Entries from a dataset:
══════════════════════════════
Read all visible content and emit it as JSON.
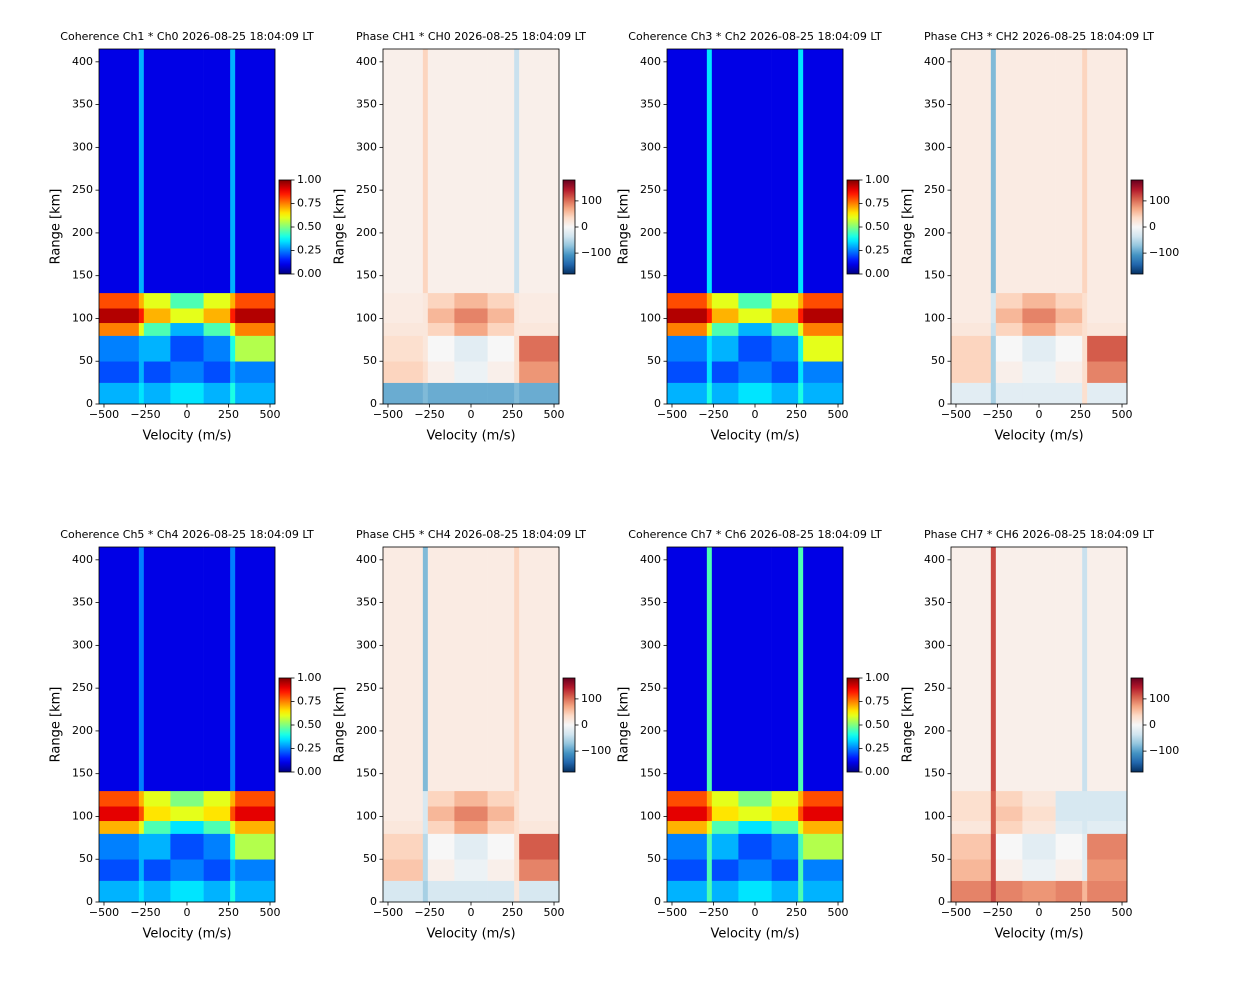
{
  "chart_data": [
    {
      "type": "heatmap",
      "title": "Coherence Ch1 * Ch0 2026-08-25 18:04:09 LT",
      "xlabel": "Velocity (m/s)",
      "ylabel": "Range [km]",
      "colormap": "jet",
      "clim": [
        0,
        1
      ],
      "cticks": [
        {
          "value": 0,
          "label": "0.00"
        },
        {
          "value": 0.25,
          "label": "0.25"
        },
        {
          "value": 0.5,
          "label": "0.50"
        },
        {
          "value": 0.75,
          "label": "0.75"
        },
        {
          "value": 1,
          "label": "1.00"
        }
      ],
      "xlim": [
        -530,
        530
      ],
      "ylim": [
        0,
        415
      ],
      "xticks": [
        {
          "value": -500,
          "label": "−500"
        },
        {
          "value": -250,
          "label": "−250"
        },
        0,
        250,
        500
      ],
      "yticks": [
        0,
        50,
        100,
        150,
        200,
        250,
        300,
        350,
        400
      ],
      "x_edges": [
        -530,
        -290,
        -260,
        -100,
        100,
        260,
        290,
        530
      ],
      "y_edges": [
        0,
        25,
        50,
        80,
        95,
        112,
        130,
        415
      ],
      "z": [
        [
          0.3,
          0.35,
          0.3,
          0.35,
          0.3,
          0.4,
          0.3
        ],
        [
          0.2,
          0.3,
          0.2,
          0.25,
          0.2,
          0.3,
          0.25
        ],
        [
          0.25,
          0.3,
          0.3,
          0.2,
          0.25,
          0.4,
          0.55
        ],
        [
          0.75,
          0.6,
          0.45,
          0.3,
          0.45,
          0.6,
          0.75
        ],
        [
          0.95,
          0.85,
          0.7,
          0.6,
          0.7,
          0.85,
          0.95
        ],
        [
          0.8,
          0.7,
          0.6,
          0.45,
          0.6,
          0.7,
          0.8
        ],
        [
          0.1,
          0.3,
          0.1,
          0.1,
          0.1,
          0.3,
          0.1
        ]
      ]
    },
    {
      "type": "heatmap",
      "title": "Phase CH1 * CH0 2026-08-25 18:04:09 LT",
      "xlabel": "Velocity (m/s)",
      "ylabel": "Range [km]",
      "colormap": "RdBu_r",
      "clim": [
        -180,
        180
      ],
      "cticks": [
        {
          "value": -100,
          "label": "−100"
        },
        0,
        100
      ],
      "xlim": [
        -530,
        530
      ],
      "ylim": [
        0,
        415
      ],
      "xticks": [
        {
          "value": -500,
          "label": "−500"
        },
        {
          "value": -250,
          "label": "−250"
        },
        0,
        250,
        500
      ],
      "yticks": [
        0,
        50,
        100,
        150,
        200,
        250,
        300,
        350,
        400
      ],
      "x_edges": [
        -530,
        -290,
        -260,
        -100,
        100,
        260,
        290,
        530
      ],
      "y_edges": [
        0,
        25,
        50,
        80,
        95,
        112,
        130,
        415
      ],
      "z": [
        [
          -90,
          -80,
          -90,
          -90,
          -90,
          -80,
          -90
        ],
        [
          40,
          30,
          10,
          -10,
          10,
          30,
          80
        ],
        [
          30,
          20,
          0,
          -20,
          0,
          30,
          100
        ],
        [
          20,
          20,
          40,
          70,
          40,
          20,
          20
        ],
        [
          15,
          20,
          60,
          90,
          60,
          20,
          15
        ],
        [
          15,
          20,
          40,
          60,
          40,
          20,
          15
        ],
        [
          10,
          40,
          10,
          10,
          10,
          -40,
          10
        ]
      ]
    },
    {
      "type": "heatmap",
      "title": "Coherence Ch3 * Ch2 2026-08-25 18:04:09 LT",
      "xlabel": "Velocity (m/s)",
      "ylabel": "Range [km]",
      "colormap": "jet",
      "clim": [
        0,
        1
      ],
      "cticks": [
        {
          "value": 0,
          "label": "0.00"
        },
        {
          "value": 0.25,
          "label": "0.25"
        },
        {
          "value": 0.5,
          "label": "0.50"
        },
        {
          "value": 0.75,
          "label": "0.75"
        },
        {
          "value": 1,
          "label": "1.00"
        }
      ],
      "xlim": [
        -530,
        530
      ],
      "ylim": [
        0,
        415
      ],
      "xticks": [
        {
          "value": -500,
          "label": "−500"
        },
        {
          "value": -250,
          "label": "−250"
        },
        0,
        250,
        500
      ],
      "yticks": [
        0,
        50,
        100,
        150,
        200,
        250,
        300,
        350,
        400
      ],
      "x_edges": [
        -530,
        -290,
        -260,
        -100,
        100,
        260,
        290,
        530
      ],
      "y_edges": [
        0,
        25,
        50,
        80,
        95,
        112,
        130,
        415
      ],
      "z": [
        [
          0.3,
          0.4,
          0.3,
          0.35,
          0.3,
          0.4,
          0.3
        ],
        [
          0.2,
          0.35,
          0.2,
          0.25,
          0.2,
          0.35,
          0.25
        ],
        [
          0.25,
          0.35,
          0.3,
          0.2,
          0.25,
          0.4,
          0.6
        ],
        [
          0.75,
          0.6,
          0.45,
          0.3,
          0.45,
          0.6,
          0.75
        ],
        [
          0.95,
          0.85,
          0.7,
          0.6,
          0.7,
          0.85,
          0.95
        ],
        [
          0.8,
          0.7,
          0.6,
          0.45,
          0.6,
          0.7,
          0.8
        ],
        [
          0.1,
          0.35,
          0.1,
          0.1,
          0.1,
          0.35,
          0.1
        ]
      ]
    },
    {
      "type": "heatmap",
      "title": "Phase CH3 * CH2 2026-08-25 18:04:09 LT",
      "xlabel": "Velocity (m/s)",
      "ylabel": "Range [km]",
      "colormap": "RdBu_r",
      "clim": [
        -180,
        180
      ],
      "cticks": [
        {
          "value": -100,
          "label": "−100"
        },
        0,
        100
      ],
      "xlim": [
        -530,
        530
      ],
      "ylim": [
        0,
        415
      ],
      "xticks": [
        {
          "value": -500,
          "label": "−500"
        },
        {
          "value": -250,
          "label": "−250"
        },
        0,
        250,
        500
      ],
      "yticks": [
        0,
        50,
        100,
        150,
        200,
        250,
        300,
        350,
        400
      ],
      "x_edges": [
        -530,
        -290,
        -260,
        -100,
        100,
        260,
        290,
        530
      ],
      "y_edges": [
        0,
        25,
        50,
        80,
        95,
        112,
        130,
        415
      ],
      "z": [
        [
          -20,
          -60,
          -20,
          -20,
          -20,
          30,
          -20
        ],
        [
          40,
          -60,
          10,
          -10,
          10,
          30,
          90
        ],
        [
          40,
          -60,
          0,
          -20,
          0,
          30,
          110
        ],
        [
          20,
          -40,
          40,
          70,
          40,
          30,
          20
        ],
        [
          15,
          -30,
          60,
          90,
          60,
          30,
          15
        ],
        [
          15,
          -30,
          40,
          60,
          40,
          30,
          15
        ],
        [
          15,
          -80,
          15,
          15,
          15,
          40,
          15
        ]
      ]
    },
    {
      "type": "heatmap",
      "title": "Coherence Ch5 * Ch4 2026-08-25 18:04:09 LT",
      "xlabel": "Velocity (m/s)",
      "ylabel": "Range [km]",
      "colormap": "jet",
      "clim": [
        0,
        1
      ],
      "cticks": [
        {
          "value": 0,
          "label": "0.00"
        },
        {
          "value": 0.25,
          "label": "0.25"
        },
        {
          "value": 0.5,
          "label": "0.50"
        },
        {
          "value": 0.75,
          "label": "0.75"
        },
        {
          "value": 1,
          "label": "1.00"
        }
      ],
      "xlim": [
        -530,
        530
      ],
      "ylim": [
        0,
        415
      ],
      "xticks": [
        {
          "value": -500,
          "label": "−500"
        },
        {
          "value": -250,
          "label": "−250"
        },
        0,
        250,
        500
      ],
      "yticks": [
        0,
        50,
        100,
        150,
        200,
        250,
        300,
        350,
        400
      ],
      "x_edges": [
        -530,
        -290,
        -260,
        -100,
        100,
        260,
        290,
        530
      ],
      "y_edges": [
        0,
        25,
        50,
        80,
        95,
        112,
        130,
        415
      ],
      "z": [
        [
          0.3,
          0.35,
          0.3,
          0.35,
          0.3,
          0.4,
          0.3
        ],
        [
          0.2,
          0.3,
          0.2,
          0.25,
          0.2,
          0.3,
          0.25
        ],
        [
          0.25,
          0.3,
          0.3,
          0.2,
          0.25,
          0.4,
          0.55
        ],
        [
          0.7,
          0.6,
          0.45,
          0.35,
          0.45,
          0.6,
          0.7
        ],
        [
          0.9,
          0.8,
          0.65,
          0.6,
          0.65,
          0.8,
          0.9
        ],
        [
          0.8,
          0.7,
          0.6,
          0.5,
          0.6,
          0.7,
          0.8
        ],
        [
          0.1,
          0.25,
          0.1,
          0.1,
          0.1,
          0.25,
          0.1
        ]
      ]
    },
    {
      "type": "heatmap",
      "title": "Phase CH5 * CH4 2026-08-25 18:04:09 LT",
      "xlabel": "Velocity (m/s)",
      "ylabel": "Range [km]",
      "colormap": "RdBu_r",
      "clim": [
        -180,
        180
      ],
      "cticks": [
        {
          "value": -100,
          "label": "−100"
        },
        0,
        100
      ],
      "xlim": [
        -530,
        530
      ],
      "ylim": [
        0,
        415
      ],
      "xticks": [
        {
          "value": -500,
          "label": "−500"
        },
        {
          "value": -250,
          "label": "−250"
        },
        0,
        250,
        500
      ],
      "yticks": [
        0,
        50,
        100,
        150,
        200,
        250,
        300,
        350,
        400
      ],
      "x_edges": [
        -530,
        -290,
        -260,
        -100,
        100,
        260,
        290,
        530
      ],
      "y_edges": [
        0,
        25,
        50,
        80,
        95,
        112,
        130,
        415
      ],
      "z": [
        [
          -30,
          -60,
          -30,
          -30,
          -30,
          20,
          -30
        ],
        [
          50,
          -50,
          10,
          -10,
          10,
          30,
          90
        ],
        [
          40,
          -50,
          0,
          -20,
          0,
          30,
          110
        ],
        [
          20,
          -30,
          40,
          70,
          40,
          30,
          20
        ],
        [
          15,
          -30,
          60,
          90,
          60,
          30,
          15
        ],
        [
          15,
          -30,
          40,
          60,
          40,
          30,
          15
        ],
        [
          15,
          -80,
          15,
          15,
          15,
          40,
          15
        ]
      ]
    },
    {
      "type": "heatmap",
      "title": "Coherence Ch7 * Ch6 2026-08-25 18:04:09 LT",
      "xlabel": "Velocity (m/s)",
      "ylabel": "Range [km]",
      "colormap": "jet",
      "clim": [
        0,
        1
      ],
      "cticks": [
        {
          "value": 0,
          "label": "0.00"
        },
        {
          "value": 0.25,
          "label": "0.25"
        },
        {
          "value": 0.5,
          "label": "0.50"
        },
        {
          "value": 0.75,
          "label": "0.75"
        },
        {
          "value": 1,
          "label": "1.00"
        }
      ],
      "xlim": [
        -530,
        530
      ],
      "ylim": [
        0,
        415
      ],
      "xticks": [
        {
          "value": -500,
          "label": "−500"
        },
        {
          "value": -250,
          "label": "−250"
        },
        0,
        250,
        500
      ],
      "yticks": [
        0,
        50,
        100,
        150,
        200,
        250,
        300,
        350,
        400
      ],
      "x_edges": [
        -530,
        -290,
        -260,
        -100,
        100,
        260,
        290,
        530
      ],
      "y_edges": [
        0,
        25,
        50,
        80,
        95,
        112,
        130,
        415
      ],
      "z": [
        [
          0.3,
          0.45,
          0.3,
          0.35,
          0.3,
          0.45,
          0.3
        ],
        [
          0.2,
          0.45,
          0.2,
          0.25,
          0.2,
          0.45,
          0.25
        ],
        [
          0.25,
          0.45,
          0.3,
          0.2,
          0.25,
          0.45,
          0.55
        ],
        [
          0.7,
          0.6,
          0.45,
          0.35,
          0.45,
          0.6,
          0.7
        ],
        [
          0.9,
          0.8,
          0.65,
          0.6,
          0.65,
          0.8,
          0.9
        ],
        [
          0.8,
          0.7,
          0.6,
          0.5,
          0.6,
          0.7,
          0.8
        ],
        [
          0.1,
          0.45,
          0.1,
          0.1,
          0.1,
          0.45,
          0.1
        ]
      ]
    },
    {
      "type": "heatmap",
      "title": "Phase CH7 * CH6 2026-08-25 18:04:09 LT",
      "xlabel": "Velocity (m/s)",
      "ylabel": "Range [km]",
      "colormap": "RdBu_r",
      "clim": [
        -180,
        180
      ],
      "cticks": [
        {
          "value": -100,
          "label": "−100"
        },
        0,
        100
      ],
      "xlim": [
        -530,
        530
      ],
      "ylim": [
        0,
        415
      ],
      "xticks": [
        {
          "value": -500,
          "label": "−500"
        },
        {
          "value": -250,
          "label": "−250"
        },
        0,
        250,
        500
      ],
      "yticks": [
        0,
        50,
        100,
        150,
        200,
        250,
        300,
        350,
        400
      ],
      "x_edges": [
        -530,
        -290,
        -260,
        -100,
        100,
        260,
        290,
        530
      ],
      "y_edges": [
        0,
        25,
        50,
        80,
        95,
        112,
        130,
        415
      ],
      "z": [
        [
          90,
          120,
          90,
          80,
          90,
          60,
          90
        ],
        [
          60,
          120,
          10,
          -10,
          10,
          -20,
          80
        ],
        [
          50,
          120,
          0,
          -20,
          0,
          -20,
          90
        ],
        [
          20,
          110,
          40,
          20,
          -20,
          -30,
          -20
        ],
        [
          30,
          110,
          50,
          30,
          -30,
          -30,
          -30
        ],
        [
          30,
          110,
          40,
          20,
          -30,
          -30,
          -30
        ],
        [
          10,
          120,
          10,
          10,
          10,
          -40,
          10
        ]
      ]
    }
  ]
}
══════════════════════════════
**WORK REQUIRED:** Extract lines where the string "Phase" occurs.

**COMPLETE ANSWER:**
      "title": "Phase CH1 * CH0 2026-08-25 18:04:09 LT",
      "title": "Phase CH3 * CH2 2026-08-25 18:04:09 LT",
      "title": "Phase CH5 * CH4 2026-08-25 18:04:09 LT",
      "title": "Phase CH7 * CH6 2026-08-25 18:04:09 LT",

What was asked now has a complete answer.